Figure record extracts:
——————————
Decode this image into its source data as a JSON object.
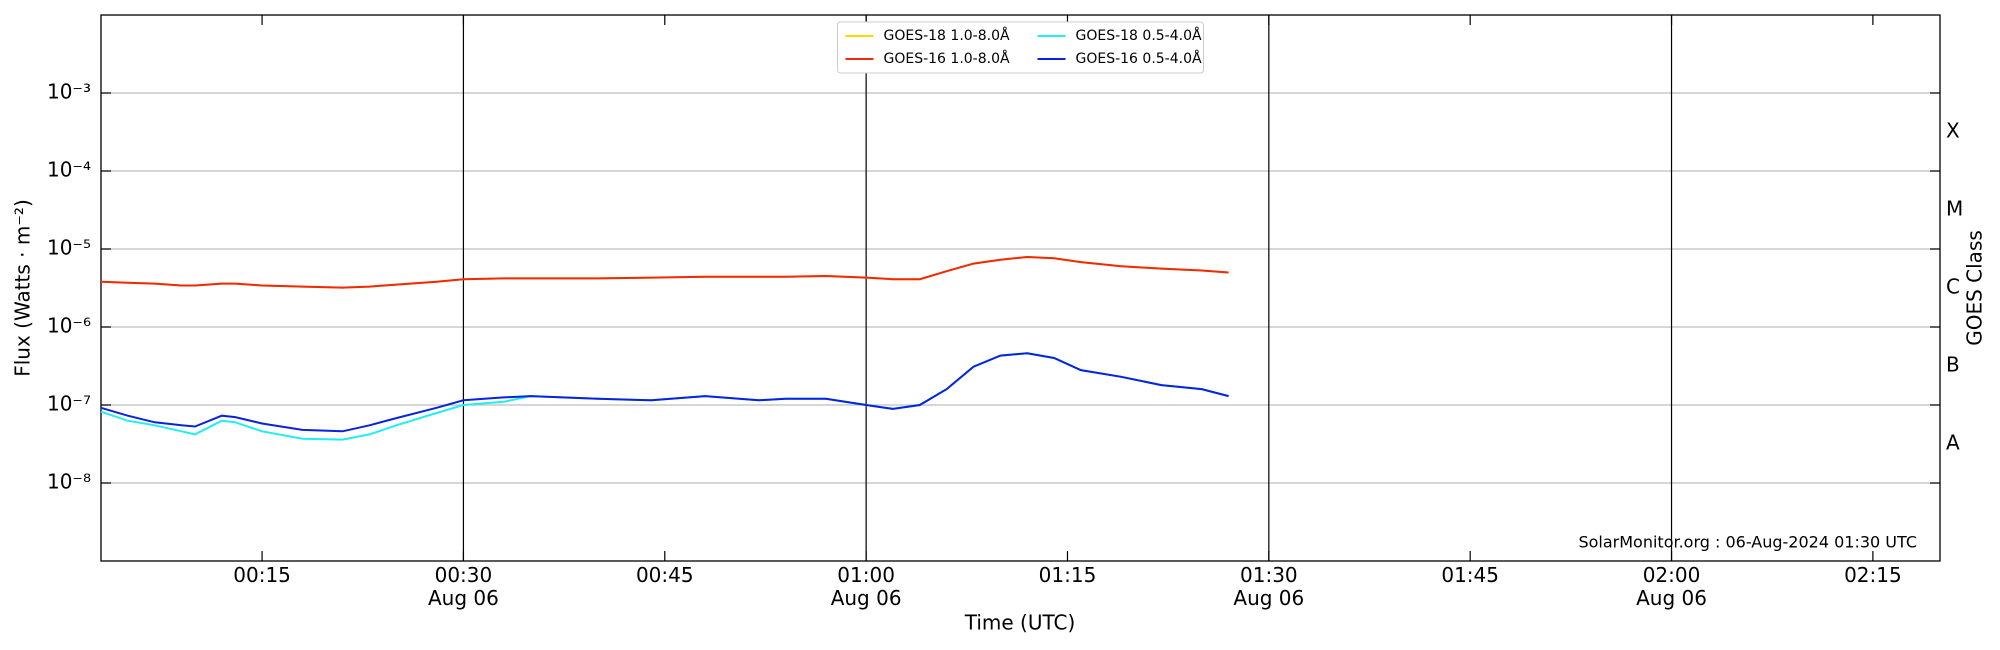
{
  "chart_data": {
    "type": "line",
    "xlabel": "Time (UTC)",
    "ylabel": "Flux (Watts · m⁻²)",
    "y2label": "GOES Class",
    "annotation": "SolarMonitor.org : 06-Aug-2024 01:30 UTC",
    "yscale": "log",
    "grid": true,
    "legend": "upper center",
    "xlim": [
      "00:03",
      "02:20"
    ],
    "xticks": [
      "00:15",
      {
        "value": "00:30",
        "label": "00:30\nAug 06"
      },
      "00:45",
      {
        "value": "01:00",
        "label": "01:00\nAug 06"
      },
      "01:15",
      {
        "value": "01:30",
        "label": "01:30\nAug 06"
      },
      "01:45",
      {
        "value": "02:00",
        "label": "02:00\nAug 06"
      },
      "02:15"
    ],
    "vlines": [
      "00:30",
      "01:00",
      "01:30",
      "02:00"
    ],
    "ylim": [
      1e-09,
      0.01
    ],
    "yticks": [
      {
        "value": 1e-08,
        "label": "10⁻⁸"
      },
      {
        "value": 1e-07,
        "label": "10⁻⁷"
      },
      {
        "value": 1e-06,
        "label": "10⁻⁶"
      },
      {
        "value": 1e-05,
        "label": "10⁻⁵"
      },
      {
        "value": 0.0001,
        "label": "10⁻⁴"
      },
      {
        "value": 0.001,
        "label": "10⁻³"
      }
    ],
    "y2lim": [
      1e-09,
      0.01
    ],
    "y2ticks": [
      {
        "value": 3.16e-08,
        "label": "A"
      },
      {
        "value": 3.16e-07,
        "label": "B"
      },
      {
        "value": 3.16e-06,
        "label": "C"
      },
      {
        "value": 3.16e-05,
        "label": "M"
      },
      {
        "value": 0.000316,
        "label": "X"
      }
    ],
    "x": [
      "00:03",
      "00:05",
      "00:07",
      "00:09",
      "00:10",
      "00:12",
      "00:13",
      "00:15",
      "00:18",
      "00:21",
      "00:23",
      "00:25",
      "00:28",
      "00:30",
      "00:33",
      "00:35",
      "00:40",
      "00:44",
      "00:48",
      "00:52",
      "00:54",
      "00:57",
      "01:00",
      "01:02",
      "01:04",
      "01:06",
      "01:08",
      "01:10",
      "01:12",
      "01:14",
      "01:16",
      "01:19",
      "01:22",
      "01:25",
      "01:27"
    ],
    "series": [
      {
        "name": "GOES-18 1.0-8.0Å",
        "color": "#ffd700",
        "values": [
          3.8e-06,
          3.7e-06,
          3.6e-06,
          3.4e-06,
          3.4e-06,
          3.6e-06,
          3.6e-06,
          3.4e-06,
          3.3e-06,
          3.2e-06,
          3.3e-06,
          3.5e-06,
          3.8e-06,
          4.1e-06,
          4.2e-06,
          4.2e-06,
          4.2e-06,
          4.3e-06,
          4.4e-06,
          4.4e-06,
          4.4e-06,
          4.5e-06,
          4.3e-06,
          4.1e-06,
          4.1e-06,
          5.2e-06,
          6.5e-06,
          7.3e-06,
          7.9e-06,
          7.6e-06,
          6.8e-06,
          6e-06,
          5.6e-06,
          5.3e-06,
          5e-06
        ]
      },
      {
        "name": "GOES-16 1.0-8.0Å",
        "color": "#ee2a0c",
        "values": [
          3.8e-06,
          3.7e-06,
          3.6e-06,
          3.4e-06,
          3.4e-06,
          3.6e-06,
          3.6e-06,
          3.4e-06,
          3.3e-06,
          3.2e-06,
          3.3e-06,
          3.5e-06,
          3.8e-06,
          4.1e-06,
          4.2e-06,
          4.2e-06,
          4.2e-06,
          4.3e-06,
          4.4e-06,
          4.4e-06,
          4.4e-06,
          4.5e-06,
          4.3e-06,
          4.1e-06,
          4.1e-06,
          5.2e-06,
          6.5e-06,
          7.3e-06,
          7.9e-06,
          7.6e-06,
          6.8e-06,
          6e-06,
          5.6e-06,
          5.3e-06,
          5e-06
        ]
      },
      {
        "name": "GOES-18 0.5-4.0Å",
        "color": "#22eef0",
        "values": [
          8.2e-08,
          6.3e-08,
          5.5e-08,
          4.6e-08,
          4.2e-08,
          6.3e-08,
          6e-08,
          4.6e-08,
          3.7e-08,
          3.6e-08,
          4.2e-08,
          5.5e-08,
          7.9e-08,
          1e-07,
          1.1e-07,
          1.3e-07,
          1.2e-07,
          1.15e-07,
          1.3e-07,
          1.15e-07,
          1.2e-07,
          1.2e-07,
          1e-07,
          8.9e-08,
          1e-07,
          1.6e-07,
          3.1e-07,
          4.3e-07,
          4.6e-07,
          4e-07,
          2.8e-07,
          2.3e-07,
          1.8e-07,
          1.6e-07,
          1.3e-07
        ]
      },
      {
        "name": "GOES-16 0.5-4.0Å",
        "color": "#0a22dd",
        "values": [
          9.2e-08,
          7.3e-08,
          6e-08,
          5.5e-08,
          5.3e-08,
          7.3e-08,
          7e-08,
          5.8e-08,
          4.8e-08,
          4.6e-08,
          5.5e-08,
          6.8e-08,
          9.2e-08,
          1.15e-07,
          1.25e-07,
          1.3e-07,
          1.2e-07,
          1.15e-07,
          1.3e-07,
          1.15e-07,
          1.2e-07,
          1.2e-07,
          1e-07,
          8.9e-08,
          1e-07,
          1.6e-07,
          3.1e-07,
          4.3e-07,
          4.6e-07,
          4e-07,
          2.8e-07,
          2.3e-07,
          1.8e-07,
          1.6e-07,
          1.3e-07
        ]
      }
    ]
  }
}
——————————
TASK PROMPT —
Every line of the records that includes the word "nAug" should be gathered.

SOLUTION TO THIS TASK —
        "label": "00:30\nAug 06"
        "label": "01:00\nAug 06"
        "label": "01:30\nAug 06"
        "label": "02:00\nAug 06"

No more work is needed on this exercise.